---------- DATA ROWS

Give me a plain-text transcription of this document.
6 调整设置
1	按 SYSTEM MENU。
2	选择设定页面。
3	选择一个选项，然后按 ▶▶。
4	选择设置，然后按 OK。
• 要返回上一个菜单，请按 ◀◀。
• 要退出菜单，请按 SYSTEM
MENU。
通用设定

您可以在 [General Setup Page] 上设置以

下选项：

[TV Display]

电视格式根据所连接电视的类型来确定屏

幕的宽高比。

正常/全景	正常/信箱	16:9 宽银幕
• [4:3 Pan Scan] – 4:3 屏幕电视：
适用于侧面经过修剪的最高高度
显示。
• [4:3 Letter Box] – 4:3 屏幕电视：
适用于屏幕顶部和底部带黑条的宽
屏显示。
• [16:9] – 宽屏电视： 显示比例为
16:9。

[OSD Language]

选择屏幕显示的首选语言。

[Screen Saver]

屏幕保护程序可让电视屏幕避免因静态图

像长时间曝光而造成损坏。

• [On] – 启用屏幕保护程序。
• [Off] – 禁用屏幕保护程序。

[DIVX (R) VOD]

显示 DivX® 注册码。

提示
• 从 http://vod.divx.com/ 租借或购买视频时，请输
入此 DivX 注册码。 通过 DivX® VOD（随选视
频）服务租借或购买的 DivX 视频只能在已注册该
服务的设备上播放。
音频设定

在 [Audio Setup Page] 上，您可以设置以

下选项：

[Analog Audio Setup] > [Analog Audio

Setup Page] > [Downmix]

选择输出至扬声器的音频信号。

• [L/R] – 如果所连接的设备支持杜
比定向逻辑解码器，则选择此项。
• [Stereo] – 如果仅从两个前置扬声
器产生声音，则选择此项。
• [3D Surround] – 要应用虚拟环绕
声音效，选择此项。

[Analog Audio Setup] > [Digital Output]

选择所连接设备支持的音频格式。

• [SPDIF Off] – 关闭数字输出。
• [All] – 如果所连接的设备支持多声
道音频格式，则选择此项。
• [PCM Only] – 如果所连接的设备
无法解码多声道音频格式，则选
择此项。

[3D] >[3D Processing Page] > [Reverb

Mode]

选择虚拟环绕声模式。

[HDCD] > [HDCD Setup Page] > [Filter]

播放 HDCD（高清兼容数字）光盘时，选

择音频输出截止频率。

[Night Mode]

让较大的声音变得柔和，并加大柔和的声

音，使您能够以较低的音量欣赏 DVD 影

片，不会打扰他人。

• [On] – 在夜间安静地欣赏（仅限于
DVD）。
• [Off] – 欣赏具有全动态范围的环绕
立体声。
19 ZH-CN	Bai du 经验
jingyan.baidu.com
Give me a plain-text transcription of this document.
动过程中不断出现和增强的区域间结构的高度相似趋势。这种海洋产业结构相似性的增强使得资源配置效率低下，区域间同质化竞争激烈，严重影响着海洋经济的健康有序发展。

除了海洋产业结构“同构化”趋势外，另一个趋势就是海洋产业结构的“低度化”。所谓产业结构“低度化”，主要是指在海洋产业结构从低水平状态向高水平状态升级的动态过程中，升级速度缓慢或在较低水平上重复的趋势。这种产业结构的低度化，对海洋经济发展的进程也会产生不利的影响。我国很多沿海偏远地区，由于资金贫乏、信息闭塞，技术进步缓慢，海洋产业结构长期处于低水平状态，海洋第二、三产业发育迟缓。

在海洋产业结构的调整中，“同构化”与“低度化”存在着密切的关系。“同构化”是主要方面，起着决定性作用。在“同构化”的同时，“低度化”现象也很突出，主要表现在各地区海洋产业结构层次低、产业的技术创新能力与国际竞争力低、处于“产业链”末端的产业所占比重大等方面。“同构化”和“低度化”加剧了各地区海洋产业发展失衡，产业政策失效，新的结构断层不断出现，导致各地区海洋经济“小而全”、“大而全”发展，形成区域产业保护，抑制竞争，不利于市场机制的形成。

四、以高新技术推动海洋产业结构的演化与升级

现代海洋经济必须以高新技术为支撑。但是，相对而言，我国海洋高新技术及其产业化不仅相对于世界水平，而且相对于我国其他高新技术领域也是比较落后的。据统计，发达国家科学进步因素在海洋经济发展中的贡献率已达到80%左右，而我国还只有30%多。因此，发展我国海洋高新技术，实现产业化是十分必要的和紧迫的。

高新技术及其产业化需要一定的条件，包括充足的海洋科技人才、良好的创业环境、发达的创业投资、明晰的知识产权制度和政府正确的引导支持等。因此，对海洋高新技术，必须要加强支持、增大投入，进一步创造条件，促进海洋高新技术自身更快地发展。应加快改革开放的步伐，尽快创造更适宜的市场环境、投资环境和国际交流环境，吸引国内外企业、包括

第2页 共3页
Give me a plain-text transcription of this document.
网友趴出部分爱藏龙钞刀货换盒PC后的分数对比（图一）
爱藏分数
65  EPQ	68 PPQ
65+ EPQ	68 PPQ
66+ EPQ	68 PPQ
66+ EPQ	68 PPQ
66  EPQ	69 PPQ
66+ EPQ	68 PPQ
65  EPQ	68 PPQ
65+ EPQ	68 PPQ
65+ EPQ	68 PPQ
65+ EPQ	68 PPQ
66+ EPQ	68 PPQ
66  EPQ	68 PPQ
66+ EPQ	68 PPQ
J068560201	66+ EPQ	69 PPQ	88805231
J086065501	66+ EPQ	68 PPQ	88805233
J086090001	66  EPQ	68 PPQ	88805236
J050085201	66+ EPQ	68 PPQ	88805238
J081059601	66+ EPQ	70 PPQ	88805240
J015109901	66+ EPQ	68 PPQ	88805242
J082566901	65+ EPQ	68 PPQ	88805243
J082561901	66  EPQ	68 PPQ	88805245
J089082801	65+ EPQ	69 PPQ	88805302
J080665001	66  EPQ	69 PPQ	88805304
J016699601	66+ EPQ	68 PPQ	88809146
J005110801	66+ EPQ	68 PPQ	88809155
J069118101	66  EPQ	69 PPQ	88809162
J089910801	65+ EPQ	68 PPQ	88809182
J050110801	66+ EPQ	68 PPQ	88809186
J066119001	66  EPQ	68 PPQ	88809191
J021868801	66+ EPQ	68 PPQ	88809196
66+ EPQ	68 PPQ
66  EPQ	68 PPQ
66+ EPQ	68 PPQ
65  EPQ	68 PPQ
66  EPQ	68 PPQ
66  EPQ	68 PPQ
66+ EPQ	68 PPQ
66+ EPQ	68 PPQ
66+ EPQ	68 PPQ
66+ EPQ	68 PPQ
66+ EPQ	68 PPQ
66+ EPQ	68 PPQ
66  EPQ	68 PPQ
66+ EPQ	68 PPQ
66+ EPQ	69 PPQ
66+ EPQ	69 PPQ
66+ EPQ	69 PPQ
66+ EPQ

--------------------

**WHAT THE TASK REQUIRES**
Copy every line in the listing above where the string "Page" turns up.

**OUTPUT FOR THIS EXERCISE**
您可以在 [General Setup Page] 上设置以
在 [Audio Setup Page] 上，您可以设置以
Setup Page] > [Downmix]
[3D] >[3D Processing Page] > [Reverb
[HDCD] > [HDCD Setup Page] > [Filter]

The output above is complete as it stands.